Rows from a dataset
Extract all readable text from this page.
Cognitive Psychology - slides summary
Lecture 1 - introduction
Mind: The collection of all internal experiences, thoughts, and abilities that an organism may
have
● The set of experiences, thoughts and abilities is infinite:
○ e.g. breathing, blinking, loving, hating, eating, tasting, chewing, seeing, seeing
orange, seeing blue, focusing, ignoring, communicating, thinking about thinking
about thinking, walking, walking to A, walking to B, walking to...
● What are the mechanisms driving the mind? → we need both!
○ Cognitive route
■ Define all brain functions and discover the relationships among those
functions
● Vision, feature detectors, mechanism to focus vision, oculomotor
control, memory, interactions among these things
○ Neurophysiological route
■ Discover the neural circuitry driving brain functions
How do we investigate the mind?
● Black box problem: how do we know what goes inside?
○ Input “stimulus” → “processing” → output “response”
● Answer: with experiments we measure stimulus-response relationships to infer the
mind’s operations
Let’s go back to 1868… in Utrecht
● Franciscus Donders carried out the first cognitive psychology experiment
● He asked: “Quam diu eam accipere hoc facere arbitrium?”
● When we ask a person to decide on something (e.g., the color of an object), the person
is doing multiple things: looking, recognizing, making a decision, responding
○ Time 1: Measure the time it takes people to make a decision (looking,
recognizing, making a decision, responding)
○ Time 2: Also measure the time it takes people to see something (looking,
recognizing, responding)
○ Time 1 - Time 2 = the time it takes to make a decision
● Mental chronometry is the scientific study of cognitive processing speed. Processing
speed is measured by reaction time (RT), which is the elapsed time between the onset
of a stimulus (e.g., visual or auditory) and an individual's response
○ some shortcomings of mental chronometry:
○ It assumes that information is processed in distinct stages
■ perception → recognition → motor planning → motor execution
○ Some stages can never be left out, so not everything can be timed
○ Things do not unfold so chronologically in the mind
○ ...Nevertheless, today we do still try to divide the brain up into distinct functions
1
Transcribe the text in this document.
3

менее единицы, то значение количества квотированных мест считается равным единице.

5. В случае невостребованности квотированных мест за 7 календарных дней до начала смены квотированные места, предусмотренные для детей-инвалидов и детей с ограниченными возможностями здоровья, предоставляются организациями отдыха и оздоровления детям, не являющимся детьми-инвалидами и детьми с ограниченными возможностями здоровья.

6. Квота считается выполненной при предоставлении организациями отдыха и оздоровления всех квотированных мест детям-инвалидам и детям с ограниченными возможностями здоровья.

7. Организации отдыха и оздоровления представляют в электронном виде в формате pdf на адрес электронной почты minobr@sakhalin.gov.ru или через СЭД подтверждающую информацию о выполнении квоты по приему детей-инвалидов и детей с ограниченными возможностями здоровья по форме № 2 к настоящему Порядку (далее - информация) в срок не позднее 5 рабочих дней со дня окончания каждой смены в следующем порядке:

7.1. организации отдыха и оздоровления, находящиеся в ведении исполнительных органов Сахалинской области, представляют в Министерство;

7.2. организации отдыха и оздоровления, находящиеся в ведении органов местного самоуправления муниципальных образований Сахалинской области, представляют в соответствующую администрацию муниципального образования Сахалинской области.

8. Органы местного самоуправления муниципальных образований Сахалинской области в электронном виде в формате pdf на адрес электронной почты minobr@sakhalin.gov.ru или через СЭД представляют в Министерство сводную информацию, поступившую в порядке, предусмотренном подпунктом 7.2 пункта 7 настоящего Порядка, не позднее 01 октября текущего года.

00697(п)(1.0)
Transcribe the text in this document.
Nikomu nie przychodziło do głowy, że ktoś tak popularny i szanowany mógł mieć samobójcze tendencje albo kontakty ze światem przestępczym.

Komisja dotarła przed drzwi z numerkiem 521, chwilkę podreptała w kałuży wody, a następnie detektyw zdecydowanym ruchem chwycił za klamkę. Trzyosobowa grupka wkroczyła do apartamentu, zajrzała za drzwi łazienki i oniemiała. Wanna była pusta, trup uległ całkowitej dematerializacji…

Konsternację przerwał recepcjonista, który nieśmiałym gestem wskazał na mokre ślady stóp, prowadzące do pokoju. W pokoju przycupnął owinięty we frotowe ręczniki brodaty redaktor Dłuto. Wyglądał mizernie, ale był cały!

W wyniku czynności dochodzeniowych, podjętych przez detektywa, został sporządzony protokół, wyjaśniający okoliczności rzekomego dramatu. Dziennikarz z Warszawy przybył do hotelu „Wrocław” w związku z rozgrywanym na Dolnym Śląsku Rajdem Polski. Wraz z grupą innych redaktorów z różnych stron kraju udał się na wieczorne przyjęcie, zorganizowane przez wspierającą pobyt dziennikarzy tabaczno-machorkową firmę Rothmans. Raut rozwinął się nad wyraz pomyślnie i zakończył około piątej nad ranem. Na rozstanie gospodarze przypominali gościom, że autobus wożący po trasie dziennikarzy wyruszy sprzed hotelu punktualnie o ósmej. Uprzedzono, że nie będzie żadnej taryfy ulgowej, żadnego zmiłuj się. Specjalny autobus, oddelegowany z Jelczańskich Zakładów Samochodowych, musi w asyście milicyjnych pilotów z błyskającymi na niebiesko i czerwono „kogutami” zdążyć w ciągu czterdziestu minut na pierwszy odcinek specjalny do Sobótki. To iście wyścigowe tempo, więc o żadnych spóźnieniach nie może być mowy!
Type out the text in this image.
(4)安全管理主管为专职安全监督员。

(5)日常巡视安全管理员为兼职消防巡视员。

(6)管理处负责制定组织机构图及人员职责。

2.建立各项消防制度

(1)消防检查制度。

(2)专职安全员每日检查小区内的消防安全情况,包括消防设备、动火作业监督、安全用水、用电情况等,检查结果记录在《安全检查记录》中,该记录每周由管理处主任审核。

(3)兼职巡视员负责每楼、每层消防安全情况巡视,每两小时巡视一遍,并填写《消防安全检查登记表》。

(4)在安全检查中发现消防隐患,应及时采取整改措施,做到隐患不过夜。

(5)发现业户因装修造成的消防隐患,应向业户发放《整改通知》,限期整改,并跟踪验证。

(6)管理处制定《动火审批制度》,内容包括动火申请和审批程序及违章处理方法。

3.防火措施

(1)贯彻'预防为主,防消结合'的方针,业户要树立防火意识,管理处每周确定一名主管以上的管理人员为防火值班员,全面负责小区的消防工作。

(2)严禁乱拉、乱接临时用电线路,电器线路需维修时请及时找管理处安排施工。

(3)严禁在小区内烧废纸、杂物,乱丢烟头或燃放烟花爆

Directions:
Quote exactly and only the lines from the one holding "Type out the text in this image." through the end of the data.

The result:
Type out the text in this image.
(4)安全管理主管为专职安全监督员。

(5)日常巡视安全管理员为兼职消防巡视员。

(6)管理处负责制定组织机构图及人员职责。

2.建立各项消防制度

(1)消防检查制度。

(2)专职安全员每日检查小区内的消防安全情况,包括消防设备、动火作业监督、安全用水、用电情况等,检查结果记录在《安全检查记录》中,该记录每周由管理处主任审核。

(3)兼职巡视员负责每楼、每层消防安全情况巡视,每两小时巡视一遍,并填写《消防安全检查登记表》。

(4)在安全检查中发现消防隐患,应及时采取整改措施,做到隐患不过夜。

(5)发现业户因装修造成的消防隐患,应向业户发放《整改通知》,限期整改,并跟踪验证。

(6)管理处制定《动火审批制度》,内容包括动火申请和审批程序及违章处理方法。

3.防火措施

(1)贯彻'预防为主,防消结合'的方针,业户要树立防火意识,管理处每周确定一名主管以上的管理人员为防火值班员,全面负责小区的消防工作。

(2)严禁乱拉、乱接临时用电线路,电器线路需维修时请及时找管理处安排施工。

(3)严禁在小区内烧废纸、杂物,乱丢烟头或燃放烟花爆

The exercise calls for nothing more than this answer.